*WHAT TO WORK ON:* Reproduce exactly the lines from the one containing "Extract all readable text from this page." through the last line of the data, both ends included.

*DATA LISTING:*
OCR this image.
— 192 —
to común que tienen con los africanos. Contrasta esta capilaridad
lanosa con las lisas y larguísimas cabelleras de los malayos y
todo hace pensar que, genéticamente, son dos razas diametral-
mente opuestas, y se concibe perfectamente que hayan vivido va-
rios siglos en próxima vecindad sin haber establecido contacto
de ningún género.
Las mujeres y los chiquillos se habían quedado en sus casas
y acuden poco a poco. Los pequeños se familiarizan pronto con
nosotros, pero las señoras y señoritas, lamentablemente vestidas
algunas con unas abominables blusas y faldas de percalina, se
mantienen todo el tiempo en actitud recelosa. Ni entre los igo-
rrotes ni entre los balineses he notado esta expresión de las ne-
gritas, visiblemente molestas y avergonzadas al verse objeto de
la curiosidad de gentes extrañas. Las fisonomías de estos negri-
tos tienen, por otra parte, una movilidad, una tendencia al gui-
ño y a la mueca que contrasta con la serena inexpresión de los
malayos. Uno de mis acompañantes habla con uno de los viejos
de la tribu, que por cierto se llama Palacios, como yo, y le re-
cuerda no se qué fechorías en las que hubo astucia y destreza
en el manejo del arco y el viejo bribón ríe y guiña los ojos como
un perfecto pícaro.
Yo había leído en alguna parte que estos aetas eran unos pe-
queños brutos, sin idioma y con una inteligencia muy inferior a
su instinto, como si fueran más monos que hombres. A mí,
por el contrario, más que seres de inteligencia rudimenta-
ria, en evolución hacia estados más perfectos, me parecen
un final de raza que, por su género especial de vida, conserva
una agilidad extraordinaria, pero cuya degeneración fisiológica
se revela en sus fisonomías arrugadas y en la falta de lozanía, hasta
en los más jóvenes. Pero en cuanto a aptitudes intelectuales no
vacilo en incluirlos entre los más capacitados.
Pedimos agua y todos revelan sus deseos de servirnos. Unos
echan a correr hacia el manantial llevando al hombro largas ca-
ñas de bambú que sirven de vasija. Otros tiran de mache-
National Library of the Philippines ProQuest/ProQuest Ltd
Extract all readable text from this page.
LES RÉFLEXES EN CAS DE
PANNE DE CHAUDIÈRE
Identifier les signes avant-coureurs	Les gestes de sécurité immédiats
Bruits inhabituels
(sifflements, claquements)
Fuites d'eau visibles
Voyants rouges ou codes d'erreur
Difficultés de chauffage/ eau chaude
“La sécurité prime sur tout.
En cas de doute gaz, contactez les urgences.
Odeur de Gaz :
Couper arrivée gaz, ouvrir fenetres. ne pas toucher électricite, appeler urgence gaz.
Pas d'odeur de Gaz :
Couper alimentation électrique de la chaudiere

*TASK ANSWER:*
Extract all readable text from this page.
LES RÉFLEXES EN CAS DE
PANNE DE CHAUDIÈRE
Identifier les signes avant-coureurs	Les gestes de sécurité immédiats
Bruits inhabituels
(sifflements, claquements)
Fuites d'eau visibles
Voyants rouges ou codes d'erreur
Difficultés de chauffage/ eau chaude
“La sécurité prime sur tout.
En cas de doute gaz, contactez les urgences.
Odeur de Gaz :
Couper arrivée gaz, ouvrir fenetres. ne pas toucher électricite, appeler urgence gaz.
Pas d'odeur de Gaz :
Couper alimentation électrique de la chaudiere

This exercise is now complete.